## Your objective:
Leave every picture out and write out the records below exactly.

## Supplied records:
————

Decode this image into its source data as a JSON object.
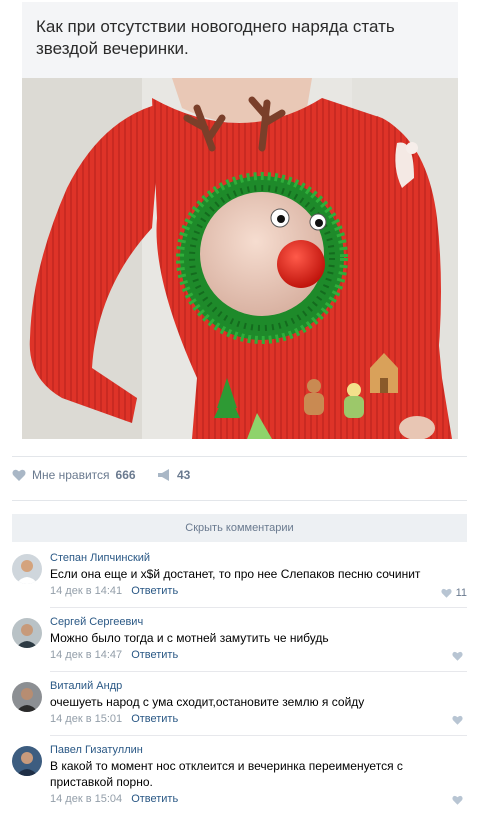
{
  "post": {
    "text": "Как при отсутствии новогоднего наряда стать звездой вечеринки."
  },
  "actions": {
    "like_label": "Мне нравится",
    "like_count": "666",
    "share_count": "43"
  },
  "hide_comments_label": "Скрыть комментарии",
  "comments": [
    {
      "author": "Степан Липчинский",
      "text": "Если она еще и х$й достанет, то про нее Слепаков песню сочинит",
      "time": "14 дек в 14:41",
      "reply": "Ответить",
      "likes": "11"
    },
    {
      "author": "Сергей Сергеевич",
      "text": "Можно было тогда и с мотней замутить че нибудь",
      "time": "14 дек в 14:47",
      "reply": "Ответить",
      "likes": ""
    },
    {
      "author": "Виталий Андр",
      "text": "очешуеть народ с ума сходит,остановите землю я сойду",
      "time": "14 дек в 15:01",
      "reply": "Ответить",
      "likes": ""
    },
    {
      "author": "Павел Гизатуллин",
      "text": "В какой то момент нос отклеится и вечеринка переименуется с приставкой порно.",
      "time": "14 дек в 15:04",
      "reply": "Ответить",
      "likes": ""
    }
  ],
  "colors": {
    "link": "#2a5885",
    "muted": "#939ea9",
    "sweater": "#e0342a",
    "tinsel": "#1e8a2a"
  }
}
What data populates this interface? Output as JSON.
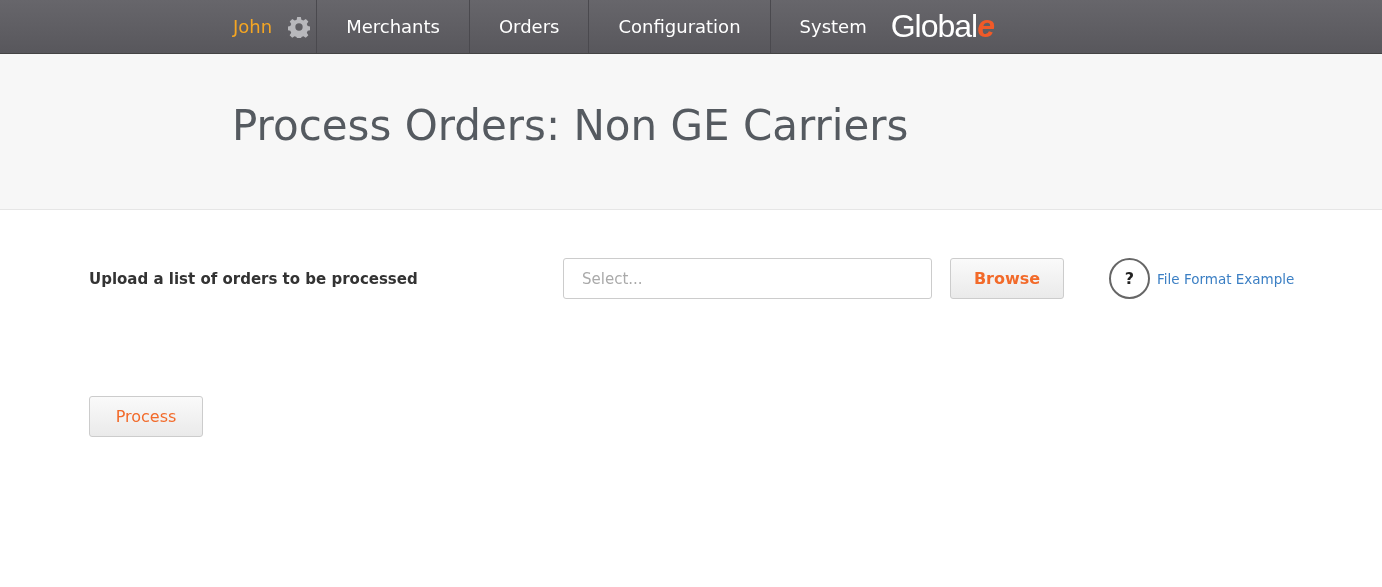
{
  "nav": {
    "user": "John",
    "items": [
      "Merchants",
      "Orders",
      "Configuration",
      "System"
    ],
    "logo": {
      "text": "Global",
      "mark": "e"
    }
  },
  "page_title": "Process Orders: Non GE Carriers",
  "upload": {
    "label": "Upload a list of orders to be processed",
    "placeholder": "Select...",
    "browse": "Browse",
    "help": "?",
    "link": "File Format Example"
  },
  "process_button": "Process"
}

————

## Solution:
Decode this image into its source data as a JSON object.
{
  "post": {
    "text": "Как при отсутствии новогоднего наряда стать звездой вечеринки."
  },
  "actions": {
    "like_label": "Мне нравится",
    "like_count": "666",
    "share_count": "43"
  },
  "hide_comments_label": "Скрыть комментарии",
  "comments": [
    {
      "author": "Степан Липчинский",
      "text": "Если она еще и х$й достанет, то про нее Слепаков песню сочинит",
      "time": "14 дек в 14:41",
      "reply": "Ответить",
      "likes": "11"
    },
    {
      "author": "Сергей Сергеевич",
      "text": "Можно было тогда и с мотней замутить че нибудь",
      "time": "14 дек в 14:47",
      "reply": "Ответить",
      "likes": ""
    },
    {
      "author": "Виталий Андр",
      "text": "очешуеть народ с ума сходит,остановите землю я сойду",
      "time": "14 дек в 15:01",
      "reply": "Ответить",
      "likes": ""
    },
    {
      "author": "Павел Гизатуллин",
      "text": "В какой то момент нос отклеится и вечеринка переименуется с приставкой порно.",
      "time": "14 дек в 15:04",
      "reply": "Ответить",
      "likes": ""
    }
  ],
  "colors": {
    "link": "#2a5885",
    "muted": "#939ea9",
    "sweater": "#e0342a",
    "tinsel": "#1e8a2a"
  }
}
What data populates this interface? Output as JSON.
{
  "nav": {
    "user": "John",
    "items": [
      "Merchants",
      "Orders",
      "Configuration",
      "System"
    ],
    "logo": {
      "text": "Global",
      "mark": "e"
    }
  },
  "page_title": "Process Orders: Non GE Carriers",
  "upload": {
    "label": "Upload a list of orders to be processed",
    "placeholder": "Select...",
    "browse": "Browse",
    "help": "?",
    "link": "File Format Example"
  },
  "process_button": "Process"
}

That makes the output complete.